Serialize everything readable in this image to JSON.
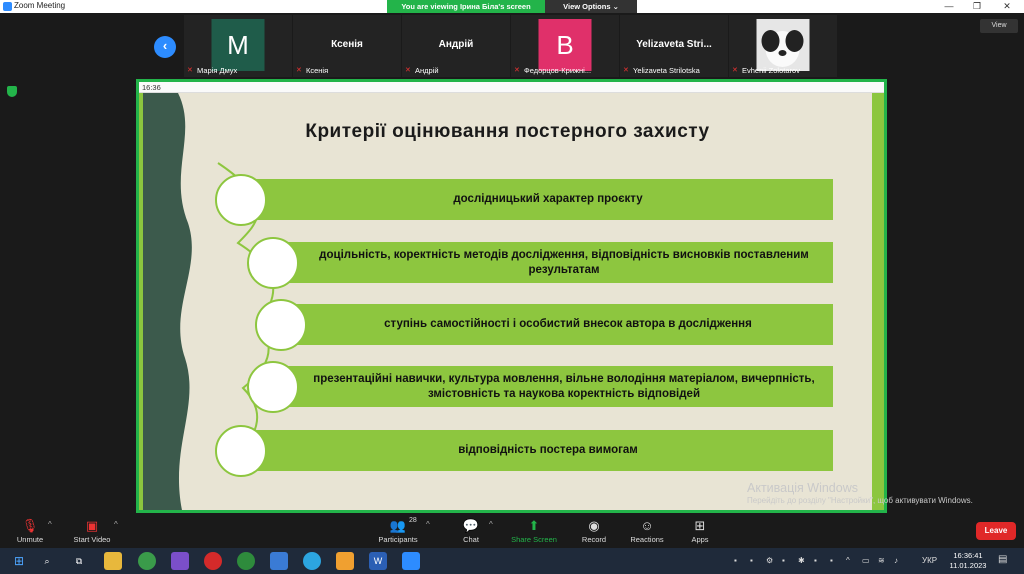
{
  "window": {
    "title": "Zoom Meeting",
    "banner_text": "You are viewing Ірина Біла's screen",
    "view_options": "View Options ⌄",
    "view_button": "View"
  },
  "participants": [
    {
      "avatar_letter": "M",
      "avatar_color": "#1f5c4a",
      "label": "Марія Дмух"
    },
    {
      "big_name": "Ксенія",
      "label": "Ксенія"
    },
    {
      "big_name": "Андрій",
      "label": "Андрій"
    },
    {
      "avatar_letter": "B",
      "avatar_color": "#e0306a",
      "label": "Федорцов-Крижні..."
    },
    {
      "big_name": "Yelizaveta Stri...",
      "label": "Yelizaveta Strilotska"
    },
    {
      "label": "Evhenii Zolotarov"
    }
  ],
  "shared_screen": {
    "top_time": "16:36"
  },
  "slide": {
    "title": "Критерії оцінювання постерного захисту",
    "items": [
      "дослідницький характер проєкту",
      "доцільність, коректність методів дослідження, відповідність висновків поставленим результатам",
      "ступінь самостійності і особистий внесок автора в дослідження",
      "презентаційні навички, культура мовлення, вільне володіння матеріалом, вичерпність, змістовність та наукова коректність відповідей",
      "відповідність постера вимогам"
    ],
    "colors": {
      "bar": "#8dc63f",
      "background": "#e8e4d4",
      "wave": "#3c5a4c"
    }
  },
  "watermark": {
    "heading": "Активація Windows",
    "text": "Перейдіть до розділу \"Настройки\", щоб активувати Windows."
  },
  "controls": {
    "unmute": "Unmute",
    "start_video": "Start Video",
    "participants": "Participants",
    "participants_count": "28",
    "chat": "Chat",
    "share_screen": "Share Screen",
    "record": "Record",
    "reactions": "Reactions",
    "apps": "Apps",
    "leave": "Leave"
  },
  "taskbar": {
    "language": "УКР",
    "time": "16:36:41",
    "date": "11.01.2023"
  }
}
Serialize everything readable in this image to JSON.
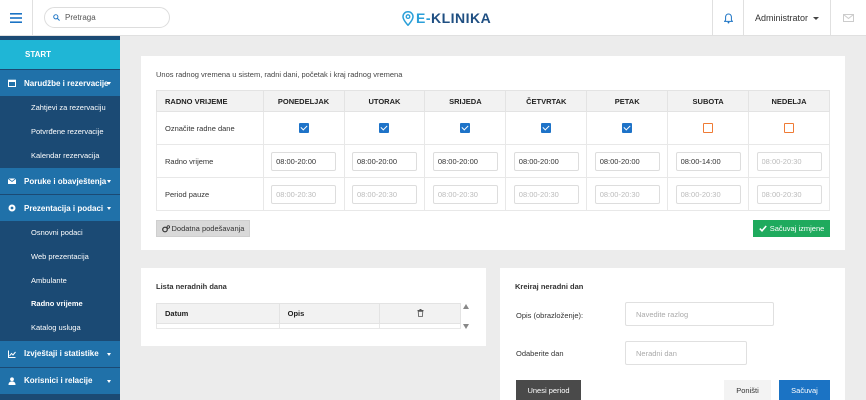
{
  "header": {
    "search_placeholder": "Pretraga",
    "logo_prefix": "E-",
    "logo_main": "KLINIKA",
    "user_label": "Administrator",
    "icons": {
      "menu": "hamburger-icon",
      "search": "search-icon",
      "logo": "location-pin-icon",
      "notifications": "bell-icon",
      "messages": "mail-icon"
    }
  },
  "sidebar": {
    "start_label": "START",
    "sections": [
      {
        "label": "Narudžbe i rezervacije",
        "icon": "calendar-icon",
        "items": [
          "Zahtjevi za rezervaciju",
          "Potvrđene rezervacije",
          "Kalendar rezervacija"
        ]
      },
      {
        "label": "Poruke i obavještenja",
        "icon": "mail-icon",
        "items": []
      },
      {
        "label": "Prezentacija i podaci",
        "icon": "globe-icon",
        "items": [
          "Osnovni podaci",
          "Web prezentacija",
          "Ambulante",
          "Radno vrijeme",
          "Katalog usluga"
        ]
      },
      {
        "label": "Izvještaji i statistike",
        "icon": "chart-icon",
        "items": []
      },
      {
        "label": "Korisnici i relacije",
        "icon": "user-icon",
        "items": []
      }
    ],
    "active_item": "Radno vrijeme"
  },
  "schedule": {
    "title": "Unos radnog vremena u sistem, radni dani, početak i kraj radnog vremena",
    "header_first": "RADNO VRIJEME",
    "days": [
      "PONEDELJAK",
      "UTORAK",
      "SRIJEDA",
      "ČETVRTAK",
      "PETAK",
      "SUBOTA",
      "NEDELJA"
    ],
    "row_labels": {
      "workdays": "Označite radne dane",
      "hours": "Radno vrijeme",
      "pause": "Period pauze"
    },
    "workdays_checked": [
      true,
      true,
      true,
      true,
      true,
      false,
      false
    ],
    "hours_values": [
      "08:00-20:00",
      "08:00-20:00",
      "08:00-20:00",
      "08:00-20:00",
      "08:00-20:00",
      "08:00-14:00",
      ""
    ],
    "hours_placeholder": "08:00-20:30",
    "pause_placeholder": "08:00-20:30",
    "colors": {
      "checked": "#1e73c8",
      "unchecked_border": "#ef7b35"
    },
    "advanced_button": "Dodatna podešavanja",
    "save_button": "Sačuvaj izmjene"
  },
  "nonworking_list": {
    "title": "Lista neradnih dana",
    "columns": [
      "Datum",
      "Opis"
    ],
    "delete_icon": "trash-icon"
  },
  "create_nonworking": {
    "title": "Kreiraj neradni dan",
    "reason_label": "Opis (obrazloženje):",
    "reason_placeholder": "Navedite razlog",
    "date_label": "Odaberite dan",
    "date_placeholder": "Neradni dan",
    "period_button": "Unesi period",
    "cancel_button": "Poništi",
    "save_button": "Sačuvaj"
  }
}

__Challenge__
What is the number of lines above that contain the string "Windows"? Answer with the number alone.

__Written reply__
2